Items listed in a dataset:
◆ ◆ ◆ ◆

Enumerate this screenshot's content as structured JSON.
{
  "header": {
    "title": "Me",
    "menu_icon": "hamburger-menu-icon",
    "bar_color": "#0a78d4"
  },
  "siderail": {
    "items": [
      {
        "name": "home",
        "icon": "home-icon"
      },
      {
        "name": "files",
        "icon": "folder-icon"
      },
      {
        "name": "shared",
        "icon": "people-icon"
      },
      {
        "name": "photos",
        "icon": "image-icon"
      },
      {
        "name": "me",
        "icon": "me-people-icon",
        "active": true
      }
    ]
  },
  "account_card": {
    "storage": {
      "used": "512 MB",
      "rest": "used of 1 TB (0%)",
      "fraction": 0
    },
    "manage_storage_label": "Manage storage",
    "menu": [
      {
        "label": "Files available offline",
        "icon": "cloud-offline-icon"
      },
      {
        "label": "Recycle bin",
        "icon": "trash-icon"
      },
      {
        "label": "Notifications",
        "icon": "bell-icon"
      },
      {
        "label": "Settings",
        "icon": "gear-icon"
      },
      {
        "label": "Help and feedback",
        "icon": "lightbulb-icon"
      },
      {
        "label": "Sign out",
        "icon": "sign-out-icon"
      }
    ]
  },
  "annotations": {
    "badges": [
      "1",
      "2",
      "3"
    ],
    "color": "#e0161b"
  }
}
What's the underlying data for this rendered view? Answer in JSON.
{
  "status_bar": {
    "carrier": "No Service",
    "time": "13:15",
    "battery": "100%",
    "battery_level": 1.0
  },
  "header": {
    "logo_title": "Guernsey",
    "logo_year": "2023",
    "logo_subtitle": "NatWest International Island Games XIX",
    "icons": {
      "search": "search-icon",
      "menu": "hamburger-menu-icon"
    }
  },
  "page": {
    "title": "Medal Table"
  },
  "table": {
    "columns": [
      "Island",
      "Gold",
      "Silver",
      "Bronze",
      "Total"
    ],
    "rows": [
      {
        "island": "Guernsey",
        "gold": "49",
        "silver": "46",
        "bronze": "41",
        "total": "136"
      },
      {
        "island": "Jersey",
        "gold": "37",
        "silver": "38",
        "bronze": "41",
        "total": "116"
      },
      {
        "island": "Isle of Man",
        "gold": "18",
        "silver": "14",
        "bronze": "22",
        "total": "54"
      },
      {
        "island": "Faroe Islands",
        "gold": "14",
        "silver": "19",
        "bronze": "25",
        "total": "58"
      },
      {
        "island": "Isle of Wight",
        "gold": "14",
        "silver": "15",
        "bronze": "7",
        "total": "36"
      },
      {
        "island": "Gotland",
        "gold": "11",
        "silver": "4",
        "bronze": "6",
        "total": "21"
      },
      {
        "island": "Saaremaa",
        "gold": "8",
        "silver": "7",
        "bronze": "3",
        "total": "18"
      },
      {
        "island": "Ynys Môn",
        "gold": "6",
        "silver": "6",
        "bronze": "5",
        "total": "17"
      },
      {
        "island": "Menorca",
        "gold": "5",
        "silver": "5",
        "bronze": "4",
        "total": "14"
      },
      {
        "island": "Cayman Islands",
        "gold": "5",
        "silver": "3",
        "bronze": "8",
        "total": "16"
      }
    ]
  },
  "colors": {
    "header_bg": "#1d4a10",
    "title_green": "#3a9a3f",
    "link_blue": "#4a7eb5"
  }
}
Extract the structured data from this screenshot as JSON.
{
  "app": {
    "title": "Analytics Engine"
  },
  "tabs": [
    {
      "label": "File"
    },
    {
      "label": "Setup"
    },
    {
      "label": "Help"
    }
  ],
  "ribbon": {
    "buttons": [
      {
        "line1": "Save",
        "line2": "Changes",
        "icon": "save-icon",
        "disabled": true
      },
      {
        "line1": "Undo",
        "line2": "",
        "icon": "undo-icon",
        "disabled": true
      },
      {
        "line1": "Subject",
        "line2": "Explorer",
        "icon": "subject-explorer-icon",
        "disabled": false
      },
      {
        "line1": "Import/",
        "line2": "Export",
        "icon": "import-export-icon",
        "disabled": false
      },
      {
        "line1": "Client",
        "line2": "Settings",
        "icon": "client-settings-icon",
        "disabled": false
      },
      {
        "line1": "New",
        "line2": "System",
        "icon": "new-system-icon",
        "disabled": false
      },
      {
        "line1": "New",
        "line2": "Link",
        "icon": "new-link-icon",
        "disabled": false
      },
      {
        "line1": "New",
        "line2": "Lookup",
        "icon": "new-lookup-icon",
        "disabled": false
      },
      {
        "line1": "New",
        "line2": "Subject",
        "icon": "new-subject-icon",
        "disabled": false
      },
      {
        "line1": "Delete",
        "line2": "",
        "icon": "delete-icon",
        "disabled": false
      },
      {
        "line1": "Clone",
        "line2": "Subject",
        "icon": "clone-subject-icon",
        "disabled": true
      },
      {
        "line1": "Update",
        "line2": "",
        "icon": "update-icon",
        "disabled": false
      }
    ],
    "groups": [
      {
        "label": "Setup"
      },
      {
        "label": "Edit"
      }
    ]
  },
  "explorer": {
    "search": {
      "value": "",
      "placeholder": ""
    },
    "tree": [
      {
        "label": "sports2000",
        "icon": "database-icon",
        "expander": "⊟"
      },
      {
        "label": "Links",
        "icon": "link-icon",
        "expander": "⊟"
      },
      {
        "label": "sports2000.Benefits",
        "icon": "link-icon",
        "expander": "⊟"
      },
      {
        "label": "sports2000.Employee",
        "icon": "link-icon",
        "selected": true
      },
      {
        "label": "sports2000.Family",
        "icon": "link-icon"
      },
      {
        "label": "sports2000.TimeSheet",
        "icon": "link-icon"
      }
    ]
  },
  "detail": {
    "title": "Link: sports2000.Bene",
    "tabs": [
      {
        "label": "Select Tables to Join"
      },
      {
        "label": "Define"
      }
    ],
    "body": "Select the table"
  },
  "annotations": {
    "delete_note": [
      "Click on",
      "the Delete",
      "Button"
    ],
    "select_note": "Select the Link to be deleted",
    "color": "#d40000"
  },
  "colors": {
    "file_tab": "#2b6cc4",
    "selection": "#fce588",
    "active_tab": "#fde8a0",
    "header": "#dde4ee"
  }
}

◆ ◆ ◆ ◆

### Brief
Extract each line from the listing above, please, and repeat it exactly.

### Result of this task
Enumerate this screenshot's content as structured JSON.
{
  "header": {
    "title": "Me",
    "menu_icon": "hamburger-menu-icon",
    "bar_color": "#0a78d4"
  },
  "siderail": {
    "items": [
      {
        "name": "home",
        "icon": "home-icon"
      },
      {
        "name": "files",
        "icon": "folder-icon"
      },
      {
        "name": "shared",
        "icon": "people-icon"
      },
      {
        "name": "photos",
        "icon": "image-icon"
      },
      {
        "name": "me",
        "icon": "me-people-icon",
        "active": true
      }
    ]
  },
  "account_card": {
    "storage": {
      "used": "512 MB",
      "rest": "used of 1 TB (0%)",
      "fraction": 0
    },
    "manage_storage_label": "Manage storage",
    "menu": [
      {
        "label": "Files available offline",
        "icon": "cloud-offline-icon"
      },
      {
        "label": "Recycle bin",
        "icon": "trash-icon"
      },
      {
        "label": "Notifications",
        "icon": "bell-icon"
      },
      {
        "label": "Settings",
        "icon": "gear-icon"
      },
      {
        "label": "Help and feedback",
        "icon": "lightbulb-icon"
      },
      {
        "label": "Sign out",
        "icon": "sign-out-icon"
      }
    ]
  },
  "annotations": {
    "badges": [
      "1",
      "2",
      "3"
    ],
    "color": "#e0161b"
  }
}
What's the underlying data for this rendered view? Answer in JSON.
{
  "status_bar": {
    "carrier": "No Service",
    "time": "13:15",
    "battery": "100%",
    "battery_level": 1.0
  },
  "header": {
    "logo_title": "Guernsey",
    "logo_year": "2023",
    "logo_subtitle": "NatWest International Island Games XIX",
    "icons": {
      "search": "search-icon",
      "menu": "hamburger-menu-icon"
    }
  },
  "page": {
    "title": "Medal Table"
  },
  "table": {
    "columns": [
      "Island",
      "Gold",
      "Silver",
      "Bronze",
      "Total"
    ],
    "rows": [
      {
        "island": "Guernsey",
        "gold": "49",
        "silver": "46",
        "bronze": "41",
        "total": "136"
      },
      {
        "island": "Jersey",
        "gold": "37",
        "silver": "38",
        "bronze": "41",
        "total": "116"
      },
      {
        "island": "Isle of Man",
        "gold": "18",
        "silver": "14",
        "bronze": "22",
        "total": "54"
      },
      {
        "island": "Faroe Islands",
        "gold": "14",
        "silver": "19",
        "bronze": "25",
        "total": "58"
      },
      {
        "island": "Isle of Wight",
        "gold": "14",
        "silver": "15",
        "bronze": "7",
        "total": "36"
      },
      {
        "island": "Gotland",
        "gold": "11",
        "silver": "4",
        "bronze": "6",
        "total": "21"
      },
      {
        "island": "Saaremaa",
        "gold": "8",
        "silver": "7",
        "bronze": "3",
        "total": "18"
      },
      {
        "island": "Ynys Môn",
        "gold": "6",
        "silver": "6",
        "bronze": "5",
        "total": "17"
      },
      {
        "island": "Menorca",
        "gold": "5",
        "silver": "5",
        "bronze": "4",
        "total": "14"
      },
      {
        "island": "Cayman Islands",
        "gold": "5",
        "silver": "3",
        "bronze": "8",
        "total": "16"
      }
    ]
  },
  "colors": {
    "header_bg": "#1d4a10",
    "title_green": "#3a9a3f",
    "link_blue": "#4a7eb5"
  }
}
Extract the structured data from this screenshot as JSON.
{
  "app": {
    "title": "Analytics Engine"
  },
  "tabs": [
    {
      "label": "File"
    },
    {
      "label": "Setup"
    },
    {
      "label": "Help"
    }
  ],
  "ribbon": {
    "buttons": [
      {
        "line1": "Save",
        "line2": "Changes",
        "icon": "save-icon",
        "disabled": true
      },
      {
        "line1": "Undo",
        "line2": "",
        "icon": "undo-icon",
        "disabled": true
      },
      {
        "line1": "Subject",
        "line2": "Explorer",
        "icon": "subject-explorer-icon",
        "disabled": false
      },
      {
        "line1": "Import/",
        "line2": "Export",
        "icon": "import-export-icon",
        "disabled": false
      },
      {
        "line1": "Client",
        "line2": "Settings",
        "icon": "client-settings-icon",
        "disabled": false
      },
      {
        "line1": "New",
        "line2": "System",
        "icon": "new-system-icon",
        "disabled": false
      },
      {
        "line1": "New",
        "line2": "Link",
        "icon": "new-link-icon",
        "disabled": false
      },
      {
        "line1": "New",
        "line2": "Lookup",
        "icon": "new-lookup-icon",
        "disabled": false
      },
      {
        "line1": "New",
        "line2": "Subject",
        "icon": "new-subject-icon",
        "disabled": false
      },
      {
        "line1": "Delete",
        "line2": "",
        "icon": "delete-icon",
        "disabled": false
      },
      {
        "line1": "Clone",
        "line2": "Subject",
        "icon": "clone-subject-icon",
        "disabled": true
      },
      {
        "line1": "Update",
        "line2": "",
        "icon": "update-icon",
        "disabled": false
      }
    ],
    "groups": [
      {
        "label": "Setup"
      },
      {
        "label": "Edit"
      }
    ]
  },
  "explorer": {
    "search": {
      "value": "",
      "placeholder": ""
    },
    "tree": [
      {
        "label": "sports2000",
        "icon": "database-icon",
        "expander": "⊟"
      },
      {
        "label": "Links",
        "icon": "link-icon",
        "expander": "⊟"
      },
      {
        "label": "sports2000.Benefits",
        "icon": "link-icon",
        "expander": "⊟"
      },
      {
        "label": "sports2000.Employee",
        "icon": "link-icon",
        "selected": true
      },
      {
        "label": "sports2000.Family",
        "icon": "link-icon"
      },
      {
        "label": "sports2000.TimeSheet",
        "icon": "link-icon"
      }
    ]
  },
  "detail": {
    "title": "Link: sports2000.Bene",
    "tabs": [
      {
        "label": "Select Tables to Join"
      },
      {
        "label": "Define"
      }
    ],
    "body": "Select the table"
  },
  "annotations": {
    "delete_note": [
      "Click on",
      "the Delete",
      "Button"
    ],
    "select_note": "Select the Link to be deleted",
    "color": "#d40000"
  },
  "colors": {
    "file_tab": "#2b6cc4",
    "selection": "#fce588",
    "active_tab": "#fde8a0",
    "header": "#dde4ee"
  }
}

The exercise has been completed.